# Start of Listed records
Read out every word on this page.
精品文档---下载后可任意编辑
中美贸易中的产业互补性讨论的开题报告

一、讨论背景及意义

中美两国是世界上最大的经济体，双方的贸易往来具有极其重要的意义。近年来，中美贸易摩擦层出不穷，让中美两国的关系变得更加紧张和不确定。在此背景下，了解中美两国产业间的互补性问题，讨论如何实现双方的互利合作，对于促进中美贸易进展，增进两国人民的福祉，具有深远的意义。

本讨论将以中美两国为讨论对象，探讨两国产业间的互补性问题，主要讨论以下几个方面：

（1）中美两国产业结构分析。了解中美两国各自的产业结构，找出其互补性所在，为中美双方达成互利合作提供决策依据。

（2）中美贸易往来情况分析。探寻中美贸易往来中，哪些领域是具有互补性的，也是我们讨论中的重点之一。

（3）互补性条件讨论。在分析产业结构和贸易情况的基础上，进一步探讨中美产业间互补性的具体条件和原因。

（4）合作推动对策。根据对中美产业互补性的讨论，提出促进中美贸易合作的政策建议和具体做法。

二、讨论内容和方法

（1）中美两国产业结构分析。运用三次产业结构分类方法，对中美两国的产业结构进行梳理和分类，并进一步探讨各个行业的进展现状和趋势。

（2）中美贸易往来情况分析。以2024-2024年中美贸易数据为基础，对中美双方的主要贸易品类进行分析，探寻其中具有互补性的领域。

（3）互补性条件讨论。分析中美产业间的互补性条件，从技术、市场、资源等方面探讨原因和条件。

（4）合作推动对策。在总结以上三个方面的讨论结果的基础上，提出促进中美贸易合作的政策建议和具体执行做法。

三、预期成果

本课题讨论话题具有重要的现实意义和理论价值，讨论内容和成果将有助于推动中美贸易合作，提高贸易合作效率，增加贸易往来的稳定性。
# End of Listed records
# Start of Listed records
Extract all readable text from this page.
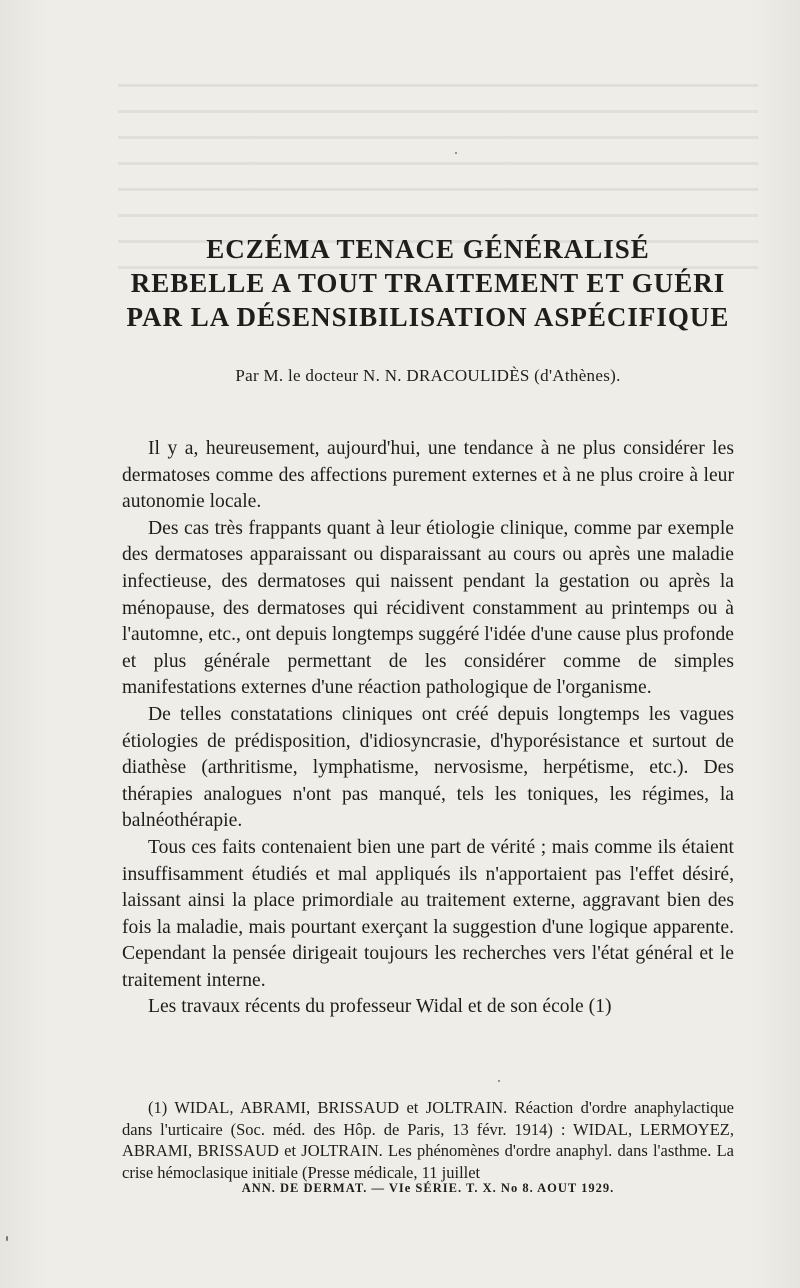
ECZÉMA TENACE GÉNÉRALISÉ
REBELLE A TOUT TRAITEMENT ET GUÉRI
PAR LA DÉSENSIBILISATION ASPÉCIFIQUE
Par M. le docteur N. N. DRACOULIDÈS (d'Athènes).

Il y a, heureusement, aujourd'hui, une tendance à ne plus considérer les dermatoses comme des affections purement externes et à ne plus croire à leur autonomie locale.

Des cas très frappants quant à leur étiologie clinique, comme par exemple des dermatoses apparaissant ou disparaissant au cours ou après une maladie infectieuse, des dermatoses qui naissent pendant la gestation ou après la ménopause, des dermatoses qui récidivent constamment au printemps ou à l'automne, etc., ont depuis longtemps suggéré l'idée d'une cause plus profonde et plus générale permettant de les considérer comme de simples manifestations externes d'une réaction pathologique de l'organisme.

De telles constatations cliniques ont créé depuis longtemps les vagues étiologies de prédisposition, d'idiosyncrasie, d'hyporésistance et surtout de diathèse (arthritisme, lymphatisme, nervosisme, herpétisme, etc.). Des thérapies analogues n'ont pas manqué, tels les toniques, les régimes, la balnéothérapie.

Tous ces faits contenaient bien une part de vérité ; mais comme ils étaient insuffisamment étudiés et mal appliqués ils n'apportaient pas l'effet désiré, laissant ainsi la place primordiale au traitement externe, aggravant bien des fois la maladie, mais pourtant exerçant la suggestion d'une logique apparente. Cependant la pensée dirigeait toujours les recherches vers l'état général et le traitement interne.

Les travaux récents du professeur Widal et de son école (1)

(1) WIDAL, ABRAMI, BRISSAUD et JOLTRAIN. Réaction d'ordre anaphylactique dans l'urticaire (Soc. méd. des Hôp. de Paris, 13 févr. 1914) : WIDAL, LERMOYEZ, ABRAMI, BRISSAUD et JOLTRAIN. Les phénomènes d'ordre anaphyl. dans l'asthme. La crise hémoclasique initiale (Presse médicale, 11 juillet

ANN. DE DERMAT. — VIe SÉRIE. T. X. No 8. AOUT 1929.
# End of Listed records
→ Aim
From the listing above, copy out each line where the word "comme" appears.

→ Output below
Il y a, heureusement, aujourd'hui, une tendance à ne plus considérer les dermatoses comme des affections purement externes et à ne plus croire à leur autonomie locale.
Des cas très frappants quant à leur étiologie clinique, comme par exemple des dermatoses apparaissant ou disparaissant au cours ou après une maladie infectieuse, des dermatoses qui naissent pendant la gestation ou après la ménopause, des dermatoses qui récidivent constamment au printemps ou à l'automne, etc., ont depuis longtemps suggéré l'idée d'une cause plus profonde et plus générale permettant de les considérer comme de simples manifestations externes d'une réaction pathologique de l'organisme.
Tous ces faits contenaient bien une part de vérité ; mais comme ils étaient insuffisamment étudiés et mal appliqués ils n'apportaient pas l'effet désiré, laissant ainsi la place primordiale au traitement externe, aggravant bien des fois la maladie, mais pourtant exerçant la suggestion d'une logique apparente. Cependant la pensée dirigeait toujours les recherches vers l'état général et le traitement interne.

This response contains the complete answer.